### Problem details
Return, without alteration, every line of the data from its beginning through the line containing "item-homegroup[interactable]: HomeGroup [6,194,326,256]", with both ends included.

§ §

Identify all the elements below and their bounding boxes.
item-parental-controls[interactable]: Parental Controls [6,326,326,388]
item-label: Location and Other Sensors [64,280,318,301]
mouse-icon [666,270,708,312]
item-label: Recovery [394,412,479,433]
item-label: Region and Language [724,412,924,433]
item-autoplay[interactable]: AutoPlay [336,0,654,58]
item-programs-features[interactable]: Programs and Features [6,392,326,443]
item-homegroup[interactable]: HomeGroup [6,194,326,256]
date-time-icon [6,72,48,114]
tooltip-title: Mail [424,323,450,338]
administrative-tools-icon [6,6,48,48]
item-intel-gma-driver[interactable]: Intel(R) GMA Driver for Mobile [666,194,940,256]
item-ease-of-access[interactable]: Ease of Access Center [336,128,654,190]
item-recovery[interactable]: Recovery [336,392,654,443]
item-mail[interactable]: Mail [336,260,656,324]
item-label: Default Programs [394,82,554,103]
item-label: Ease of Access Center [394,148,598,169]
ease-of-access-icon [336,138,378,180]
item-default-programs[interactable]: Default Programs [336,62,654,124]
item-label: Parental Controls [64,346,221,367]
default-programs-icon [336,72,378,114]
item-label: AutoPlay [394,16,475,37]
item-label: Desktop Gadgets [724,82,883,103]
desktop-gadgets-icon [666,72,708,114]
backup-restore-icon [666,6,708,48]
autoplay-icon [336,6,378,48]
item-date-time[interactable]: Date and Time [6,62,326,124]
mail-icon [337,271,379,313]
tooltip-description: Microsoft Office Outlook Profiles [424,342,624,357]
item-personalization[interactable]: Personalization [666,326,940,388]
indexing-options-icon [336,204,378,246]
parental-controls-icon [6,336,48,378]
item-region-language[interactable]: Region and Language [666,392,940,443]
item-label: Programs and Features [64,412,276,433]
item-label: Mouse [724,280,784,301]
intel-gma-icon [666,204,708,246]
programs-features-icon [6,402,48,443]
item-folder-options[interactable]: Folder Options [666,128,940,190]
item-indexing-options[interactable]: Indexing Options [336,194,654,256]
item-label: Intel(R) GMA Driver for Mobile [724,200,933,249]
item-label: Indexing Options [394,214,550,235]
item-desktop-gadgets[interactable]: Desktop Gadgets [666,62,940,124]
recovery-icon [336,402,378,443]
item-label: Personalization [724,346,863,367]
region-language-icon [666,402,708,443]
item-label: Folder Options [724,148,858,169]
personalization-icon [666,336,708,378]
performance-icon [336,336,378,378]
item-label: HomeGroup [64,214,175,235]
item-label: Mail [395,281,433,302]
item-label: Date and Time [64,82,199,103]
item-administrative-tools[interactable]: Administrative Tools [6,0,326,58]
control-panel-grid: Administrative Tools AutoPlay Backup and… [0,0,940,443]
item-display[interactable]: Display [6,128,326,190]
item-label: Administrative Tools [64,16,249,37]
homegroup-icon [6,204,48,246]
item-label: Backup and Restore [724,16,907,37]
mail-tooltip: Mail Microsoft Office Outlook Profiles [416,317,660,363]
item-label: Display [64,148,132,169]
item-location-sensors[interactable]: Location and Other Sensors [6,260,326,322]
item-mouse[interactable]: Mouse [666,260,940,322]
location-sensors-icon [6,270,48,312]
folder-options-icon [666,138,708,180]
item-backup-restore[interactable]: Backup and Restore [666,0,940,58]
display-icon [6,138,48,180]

§ §

### Complete output
Identify all the elements below and their bounding boxes.
item-parental-controls[interactable]: Parental Controls [6,326,326,388]
item-label: Location and Other Sensors [64,280,318,301]
mouse-icon [666,270,708,312]
item-label: Recovery [394,412,479,433]
item-label: Region and Language [724,412,924,433]
item-autoplay[interactable]: AutoPlay [336,0,654,58]
item-programs-features[interactable]: Programs and Features [6,392,326,443]
item-homegroup[interactable]: HomeGroup [6,194,326,256]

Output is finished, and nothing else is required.